>> START

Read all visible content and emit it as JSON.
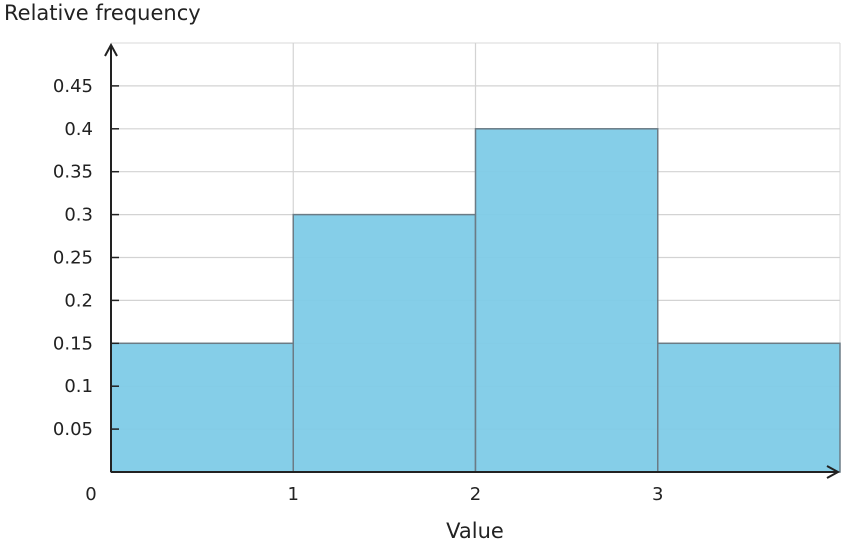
{
  "chart_data": {
    "type": "bar",
    "subtype": "histogram",
    "bins": [
      {
        "start": 0,
        "end": 1,
        "value": 0.15
      },
      {
        "start": 1,
        "end": 2,
        "value": 0.3
      },
      {
        "start": 2,
        "end": 3,
        "value": 0.4
      },
      {
        "start": 3,
        "end": 4,
        "value": 0.15
      }
    ],
    "title": "",
    "xlabel": "Value",
    "ylabel": "Relative frequency",
    "xlim": [
      0,
      4
    ],
    "ylim": [
      0,
      0.5
    ],
    "xticks": [
      "0",
      "1",
      "2",
      "3"
    ],
    "yticks": [
      "0.05",
      "0.1",
      "0.15",
      "0.2",
      "0.25",
      "0.3",
      "0.35",
      "0.4",
      "0.45"
    ],
    "grid": true,
    "bar_color": "#7ecbe7",
    "bar_edge_color": "#6b7b85"
  }
}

>> END

• Direction: Copy the whole listing above word for word but do not carry over the pictures.

• Exercise answer:
Read all visible content and emit it as JSON.
{
  "chart_data": {
    "type": "bar",
    "subtype": "histogram",
    "bins": [
      {
        "start": 0,
        "end": 1,
        "value": 0.15
      },
      {
        "start": 1,
        "end": 2,
        "value": 0.3
      },
      {
        "start": 2,
        "end": 3,
        "value": 0.4
      },
      {
        "start": 3,
        "end": 4,
        "value": 0.15
      }
    ],
    "title": "",
    "xlabel": "Value",
    "ylabel": "Relative frequency",
    "xlim": [
      0,
      4
    ],
    "ylim": [
      0,
      0.5
    ],
    "xticks": [
      "0",
      "1",
      "2",
      "3"
    ],
    "yticks": [
      "0.05",
      "0.1",
      "0.15",
      "0.2",
      "0.25",
      "0.3",
      "0.35",
      "0.4",
      "0.45"
    ],
    "grid": true,
    "bar_color": "#7ecbe7",
    "bar_edge_color": "#6b7b85"
  }
}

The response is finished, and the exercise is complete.